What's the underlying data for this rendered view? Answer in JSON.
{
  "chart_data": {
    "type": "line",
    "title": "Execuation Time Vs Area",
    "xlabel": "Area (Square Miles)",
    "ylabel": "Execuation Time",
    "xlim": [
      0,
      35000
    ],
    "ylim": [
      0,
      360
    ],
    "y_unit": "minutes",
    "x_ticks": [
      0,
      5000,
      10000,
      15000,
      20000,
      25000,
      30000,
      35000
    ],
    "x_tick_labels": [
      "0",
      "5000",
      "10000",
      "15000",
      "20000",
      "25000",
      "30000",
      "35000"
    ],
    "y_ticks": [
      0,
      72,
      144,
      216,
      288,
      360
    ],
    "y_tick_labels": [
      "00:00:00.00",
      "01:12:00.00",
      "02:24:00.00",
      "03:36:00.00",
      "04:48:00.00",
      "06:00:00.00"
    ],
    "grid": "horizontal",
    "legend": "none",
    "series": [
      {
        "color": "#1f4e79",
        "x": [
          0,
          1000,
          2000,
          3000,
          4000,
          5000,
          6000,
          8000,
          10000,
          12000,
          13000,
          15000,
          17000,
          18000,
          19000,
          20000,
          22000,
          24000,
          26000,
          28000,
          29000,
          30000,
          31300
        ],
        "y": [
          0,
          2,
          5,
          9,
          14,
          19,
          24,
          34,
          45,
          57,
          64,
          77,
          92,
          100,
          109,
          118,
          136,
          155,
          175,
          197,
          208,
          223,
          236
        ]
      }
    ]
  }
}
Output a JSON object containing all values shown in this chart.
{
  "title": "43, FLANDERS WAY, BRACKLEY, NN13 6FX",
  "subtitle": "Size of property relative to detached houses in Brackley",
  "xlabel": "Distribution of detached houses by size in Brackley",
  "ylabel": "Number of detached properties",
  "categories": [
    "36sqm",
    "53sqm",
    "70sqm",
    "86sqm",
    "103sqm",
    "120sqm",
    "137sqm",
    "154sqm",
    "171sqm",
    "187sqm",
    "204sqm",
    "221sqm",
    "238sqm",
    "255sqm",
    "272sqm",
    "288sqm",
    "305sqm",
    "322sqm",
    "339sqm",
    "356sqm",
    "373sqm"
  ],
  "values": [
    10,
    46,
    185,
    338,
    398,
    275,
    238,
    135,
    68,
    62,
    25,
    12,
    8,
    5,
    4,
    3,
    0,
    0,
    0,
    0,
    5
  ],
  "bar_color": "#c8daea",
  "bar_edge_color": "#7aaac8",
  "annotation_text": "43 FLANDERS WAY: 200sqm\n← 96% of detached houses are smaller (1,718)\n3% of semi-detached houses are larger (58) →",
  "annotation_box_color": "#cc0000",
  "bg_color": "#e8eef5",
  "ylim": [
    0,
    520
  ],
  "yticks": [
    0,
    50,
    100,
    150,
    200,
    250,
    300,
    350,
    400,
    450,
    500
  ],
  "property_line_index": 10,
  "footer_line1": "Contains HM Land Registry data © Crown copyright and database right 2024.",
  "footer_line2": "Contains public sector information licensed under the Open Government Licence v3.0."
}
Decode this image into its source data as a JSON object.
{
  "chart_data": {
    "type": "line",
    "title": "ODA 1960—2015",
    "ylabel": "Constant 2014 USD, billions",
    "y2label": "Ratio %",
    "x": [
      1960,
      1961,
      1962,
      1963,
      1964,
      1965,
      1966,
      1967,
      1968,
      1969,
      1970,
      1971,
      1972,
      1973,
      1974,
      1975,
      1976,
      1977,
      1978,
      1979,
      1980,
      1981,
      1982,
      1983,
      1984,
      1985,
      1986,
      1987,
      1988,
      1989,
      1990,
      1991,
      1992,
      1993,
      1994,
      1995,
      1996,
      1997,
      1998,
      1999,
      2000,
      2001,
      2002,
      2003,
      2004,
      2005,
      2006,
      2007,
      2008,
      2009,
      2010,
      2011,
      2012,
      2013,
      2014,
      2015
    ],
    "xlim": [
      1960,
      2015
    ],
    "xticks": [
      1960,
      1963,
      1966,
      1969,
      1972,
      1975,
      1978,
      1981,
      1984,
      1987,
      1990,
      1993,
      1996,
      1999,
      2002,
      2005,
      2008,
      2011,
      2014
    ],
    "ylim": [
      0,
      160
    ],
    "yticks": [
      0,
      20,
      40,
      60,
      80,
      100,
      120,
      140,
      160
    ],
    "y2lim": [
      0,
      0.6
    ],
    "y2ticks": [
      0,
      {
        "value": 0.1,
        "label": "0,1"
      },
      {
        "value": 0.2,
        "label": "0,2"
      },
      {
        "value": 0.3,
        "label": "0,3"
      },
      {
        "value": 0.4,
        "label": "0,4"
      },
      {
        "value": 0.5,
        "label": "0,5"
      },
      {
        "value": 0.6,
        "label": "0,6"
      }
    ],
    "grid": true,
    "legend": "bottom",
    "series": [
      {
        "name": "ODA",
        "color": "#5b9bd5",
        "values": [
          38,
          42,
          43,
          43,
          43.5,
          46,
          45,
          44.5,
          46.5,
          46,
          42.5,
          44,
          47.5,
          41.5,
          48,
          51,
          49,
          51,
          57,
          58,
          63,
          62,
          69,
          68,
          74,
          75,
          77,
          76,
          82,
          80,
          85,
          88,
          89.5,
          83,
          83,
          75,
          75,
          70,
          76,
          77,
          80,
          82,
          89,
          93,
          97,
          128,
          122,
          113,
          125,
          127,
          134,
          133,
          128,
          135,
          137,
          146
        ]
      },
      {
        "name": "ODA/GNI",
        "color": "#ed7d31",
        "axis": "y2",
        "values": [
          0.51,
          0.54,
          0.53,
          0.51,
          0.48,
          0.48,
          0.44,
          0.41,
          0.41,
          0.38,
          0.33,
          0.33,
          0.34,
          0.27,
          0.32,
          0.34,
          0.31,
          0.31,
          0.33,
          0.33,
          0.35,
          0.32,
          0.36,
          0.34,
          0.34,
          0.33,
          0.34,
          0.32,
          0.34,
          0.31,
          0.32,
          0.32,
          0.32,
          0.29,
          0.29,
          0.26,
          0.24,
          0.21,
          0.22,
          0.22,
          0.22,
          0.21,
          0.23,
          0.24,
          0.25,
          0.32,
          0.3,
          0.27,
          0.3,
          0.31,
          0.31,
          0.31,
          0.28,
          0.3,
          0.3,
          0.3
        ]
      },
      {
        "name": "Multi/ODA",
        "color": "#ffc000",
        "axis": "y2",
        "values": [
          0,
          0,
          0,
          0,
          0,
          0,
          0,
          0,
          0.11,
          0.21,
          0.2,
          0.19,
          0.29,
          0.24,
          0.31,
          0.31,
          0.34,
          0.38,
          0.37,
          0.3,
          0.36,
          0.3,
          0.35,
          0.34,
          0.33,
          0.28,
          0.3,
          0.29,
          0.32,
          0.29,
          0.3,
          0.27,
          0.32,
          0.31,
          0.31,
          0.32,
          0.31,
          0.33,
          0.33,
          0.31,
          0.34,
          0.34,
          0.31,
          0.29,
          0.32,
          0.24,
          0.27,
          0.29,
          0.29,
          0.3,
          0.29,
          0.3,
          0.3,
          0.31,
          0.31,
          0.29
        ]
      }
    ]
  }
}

★ ★ ★

• _Problem_
Pick out every line above that holds the word "xlabel" and copy it.

• _Reply to the task_
    "xlabel": "Area (Square Miles)",
  "xlabel": "Distribution of detached houses by size in Brackley",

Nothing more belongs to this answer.